** start **

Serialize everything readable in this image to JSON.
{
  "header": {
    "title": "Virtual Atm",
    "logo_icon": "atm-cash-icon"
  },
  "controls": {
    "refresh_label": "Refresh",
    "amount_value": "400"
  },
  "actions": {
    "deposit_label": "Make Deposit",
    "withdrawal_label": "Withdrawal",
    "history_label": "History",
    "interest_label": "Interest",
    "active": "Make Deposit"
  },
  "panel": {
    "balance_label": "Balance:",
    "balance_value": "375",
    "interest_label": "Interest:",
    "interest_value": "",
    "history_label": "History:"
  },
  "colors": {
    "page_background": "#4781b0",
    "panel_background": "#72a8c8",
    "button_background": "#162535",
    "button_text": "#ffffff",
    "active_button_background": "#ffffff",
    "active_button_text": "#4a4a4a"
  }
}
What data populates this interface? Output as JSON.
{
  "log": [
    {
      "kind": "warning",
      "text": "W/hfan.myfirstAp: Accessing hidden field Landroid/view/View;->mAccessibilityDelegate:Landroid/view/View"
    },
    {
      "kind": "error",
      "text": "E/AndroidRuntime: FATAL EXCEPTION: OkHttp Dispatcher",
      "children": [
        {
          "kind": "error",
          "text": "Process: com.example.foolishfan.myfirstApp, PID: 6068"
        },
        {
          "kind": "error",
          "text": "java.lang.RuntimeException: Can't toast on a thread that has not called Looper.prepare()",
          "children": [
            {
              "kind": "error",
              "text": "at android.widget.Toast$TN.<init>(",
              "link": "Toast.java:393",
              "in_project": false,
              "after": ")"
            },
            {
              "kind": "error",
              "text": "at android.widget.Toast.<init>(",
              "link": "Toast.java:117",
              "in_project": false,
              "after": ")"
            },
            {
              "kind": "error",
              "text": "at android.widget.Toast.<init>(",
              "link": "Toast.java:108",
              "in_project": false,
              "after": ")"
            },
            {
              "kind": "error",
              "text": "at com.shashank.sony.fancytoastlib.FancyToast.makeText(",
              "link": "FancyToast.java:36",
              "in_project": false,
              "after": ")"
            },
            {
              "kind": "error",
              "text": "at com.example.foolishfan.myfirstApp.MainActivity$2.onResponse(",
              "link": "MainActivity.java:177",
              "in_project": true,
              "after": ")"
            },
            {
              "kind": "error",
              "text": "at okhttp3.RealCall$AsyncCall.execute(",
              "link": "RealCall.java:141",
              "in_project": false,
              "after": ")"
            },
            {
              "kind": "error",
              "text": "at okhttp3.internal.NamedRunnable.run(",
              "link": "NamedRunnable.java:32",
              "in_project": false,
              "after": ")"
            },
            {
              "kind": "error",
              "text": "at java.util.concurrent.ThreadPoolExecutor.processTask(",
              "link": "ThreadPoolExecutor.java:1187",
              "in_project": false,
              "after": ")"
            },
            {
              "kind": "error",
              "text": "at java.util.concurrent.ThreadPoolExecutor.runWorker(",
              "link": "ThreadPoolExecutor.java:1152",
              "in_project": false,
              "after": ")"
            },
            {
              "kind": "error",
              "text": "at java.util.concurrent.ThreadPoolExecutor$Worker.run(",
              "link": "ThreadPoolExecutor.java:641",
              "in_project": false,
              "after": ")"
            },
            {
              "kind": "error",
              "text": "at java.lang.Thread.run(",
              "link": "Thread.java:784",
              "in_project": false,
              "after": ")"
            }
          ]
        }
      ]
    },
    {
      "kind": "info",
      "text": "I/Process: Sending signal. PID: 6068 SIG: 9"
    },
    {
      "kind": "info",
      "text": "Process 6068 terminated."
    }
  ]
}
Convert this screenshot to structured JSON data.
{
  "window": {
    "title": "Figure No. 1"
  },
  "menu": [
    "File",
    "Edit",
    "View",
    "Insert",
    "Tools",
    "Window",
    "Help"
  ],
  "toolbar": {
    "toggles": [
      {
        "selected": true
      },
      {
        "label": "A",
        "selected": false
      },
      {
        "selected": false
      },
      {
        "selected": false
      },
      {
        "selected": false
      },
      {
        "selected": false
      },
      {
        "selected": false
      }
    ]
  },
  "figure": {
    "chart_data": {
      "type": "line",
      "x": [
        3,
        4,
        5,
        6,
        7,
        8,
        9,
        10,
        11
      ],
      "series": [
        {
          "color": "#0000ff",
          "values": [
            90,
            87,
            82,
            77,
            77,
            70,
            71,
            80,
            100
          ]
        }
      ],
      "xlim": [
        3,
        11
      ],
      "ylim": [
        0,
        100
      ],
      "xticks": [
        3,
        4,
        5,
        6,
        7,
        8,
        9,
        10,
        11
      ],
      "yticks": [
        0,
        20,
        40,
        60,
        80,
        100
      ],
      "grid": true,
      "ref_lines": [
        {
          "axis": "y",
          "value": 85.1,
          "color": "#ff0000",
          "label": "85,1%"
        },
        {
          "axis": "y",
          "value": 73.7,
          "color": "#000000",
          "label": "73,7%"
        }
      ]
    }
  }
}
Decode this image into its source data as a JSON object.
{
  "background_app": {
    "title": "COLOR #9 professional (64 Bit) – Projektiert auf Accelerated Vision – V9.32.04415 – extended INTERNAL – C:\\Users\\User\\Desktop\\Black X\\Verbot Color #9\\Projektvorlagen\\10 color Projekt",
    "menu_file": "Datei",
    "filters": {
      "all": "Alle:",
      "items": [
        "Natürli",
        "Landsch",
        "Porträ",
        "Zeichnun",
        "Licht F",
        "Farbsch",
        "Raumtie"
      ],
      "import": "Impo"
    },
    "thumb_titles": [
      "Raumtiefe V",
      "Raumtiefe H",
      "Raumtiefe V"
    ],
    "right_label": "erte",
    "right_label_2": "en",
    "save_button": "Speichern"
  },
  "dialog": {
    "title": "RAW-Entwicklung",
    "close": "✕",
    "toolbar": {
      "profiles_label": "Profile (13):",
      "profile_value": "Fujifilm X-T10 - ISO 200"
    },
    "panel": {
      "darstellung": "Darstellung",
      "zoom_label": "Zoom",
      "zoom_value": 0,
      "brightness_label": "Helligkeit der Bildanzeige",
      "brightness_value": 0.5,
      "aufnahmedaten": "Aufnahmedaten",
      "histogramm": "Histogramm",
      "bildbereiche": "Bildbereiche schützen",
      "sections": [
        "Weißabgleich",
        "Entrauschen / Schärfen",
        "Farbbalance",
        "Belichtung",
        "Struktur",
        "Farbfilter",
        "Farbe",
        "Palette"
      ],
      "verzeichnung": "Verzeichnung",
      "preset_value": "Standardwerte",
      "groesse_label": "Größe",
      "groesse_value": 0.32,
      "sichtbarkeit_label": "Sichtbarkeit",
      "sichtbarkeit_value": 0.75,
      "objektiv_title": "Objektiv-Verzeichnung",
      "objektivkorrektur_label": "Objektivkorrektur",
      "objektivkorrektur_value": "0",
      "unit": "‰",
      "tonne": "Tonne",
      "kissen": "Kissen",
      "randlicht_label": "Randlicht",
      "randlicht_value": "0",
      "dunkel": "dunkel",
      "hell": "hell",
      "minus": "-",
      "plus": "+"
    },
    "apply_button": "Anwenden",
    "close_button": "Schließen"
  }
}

** end **

### Aim:
Extract every line above containing the word "foolishfan".

### Output:
          "text": "Process: com.example.foolishfan.myfirstApp, PID: 6068"
              "text": "at com.example.foolishfan.myfirstApp.MainActivity$2.onResponse(",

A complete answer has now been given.